▶ REQUIREMENT: Restate the data exactly as given and keep the pictures out.

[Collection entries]
◇ ◇ ◇

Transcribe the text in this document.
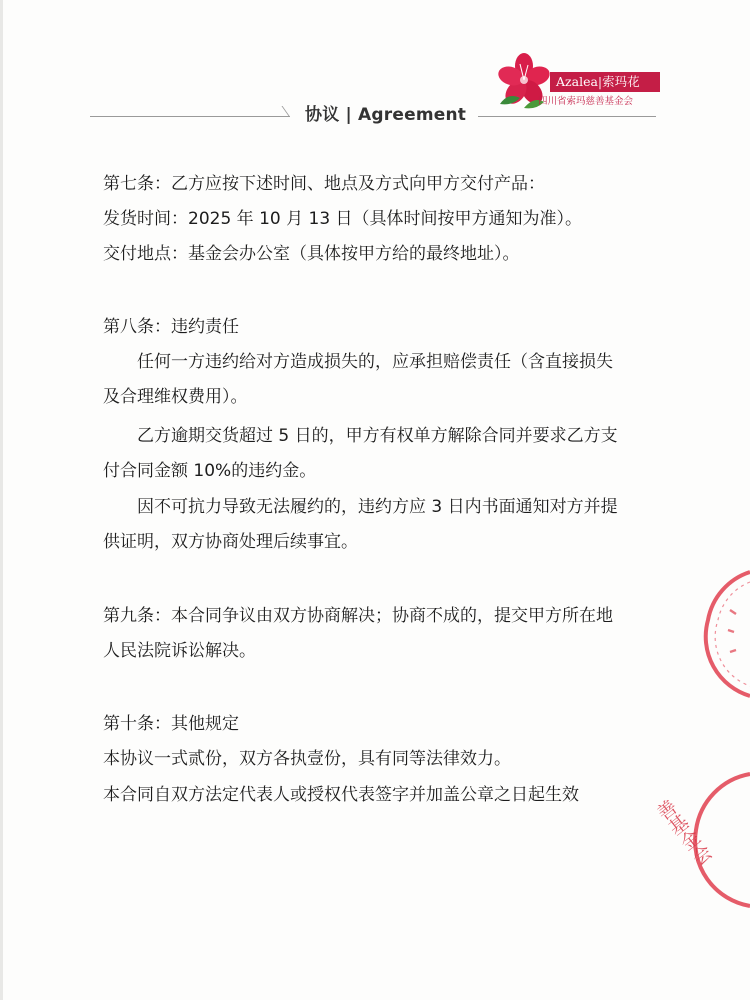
Azalea|索玛花
四川省索玛慈善基金会
协议 | Agreement
第七条：乙方应按下述时间、地点及方式向甲方交付产品：
发货时间：2025 年 10 月 13 日（具体时间按甲方通知为准）。
交付地点：基金会办公室（具体按甲方给的最终地址）。
第八条：违约责任
任何一方违约给对方造成损失的，应承担赔偿责任（含直接损失
及合理维权费用）。
乙方逾期交货超过 5 日的，甲方有权单方解除合同并要求乙方支
付合同金额 10%的违约金。
因不可抗力导致无法履约的，违约方应 3 日内书面通知对方并提
供证明，双方协商处理后续事宜。
第九条：本合同争议由双方协商解决；协商不成的，提交甲方所在地
人民法院诉讼解决。
第十条：其他规定
本协议一式贰份，双方各执壹份，具有同等法律效力。
本合同自双方法定代表人或授权代表签字并加盖公章之日起生效
善基金会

◇ ◇ ◇

▶ SOLUTION TO THE PROBLEM:
Transcribe the text in this document.
Azalea|索玛花
四川省索玛慈善基金会
协议 | Agreement
第七条：乙方应按下述时间、地点及方式向甲方交付产品：
发货时间：2025 年 10 月 13 日（具体时间按甲方通知为准）。
交付地点：基金会办公室（具体按甲方给的最终地址）。
第八条：违约责任
任何一方违约给对方造成损失的，应承担赔偿责任（含直接损失
及合理维权费用）。
乙方逾期交货超过 5 日的，甲方有权单方解除合同并要求乙方支
付合同金额 10%的违约金。
因不可抗力导致无法履约的，违约方应 3 日内书面通知对方并提
供证明，双方协商处理后续事宜。
第九条：本合同争议由双方协商解决；协商不成的，提交甲方所在地
人民法院诉讼解决。
第十条：其他规定
本协议一式贰份，双方各执壹份，具有同等法律效力。
本合同自双方法定代表人或授权代表签字并加盖公章之日起生效
善基金会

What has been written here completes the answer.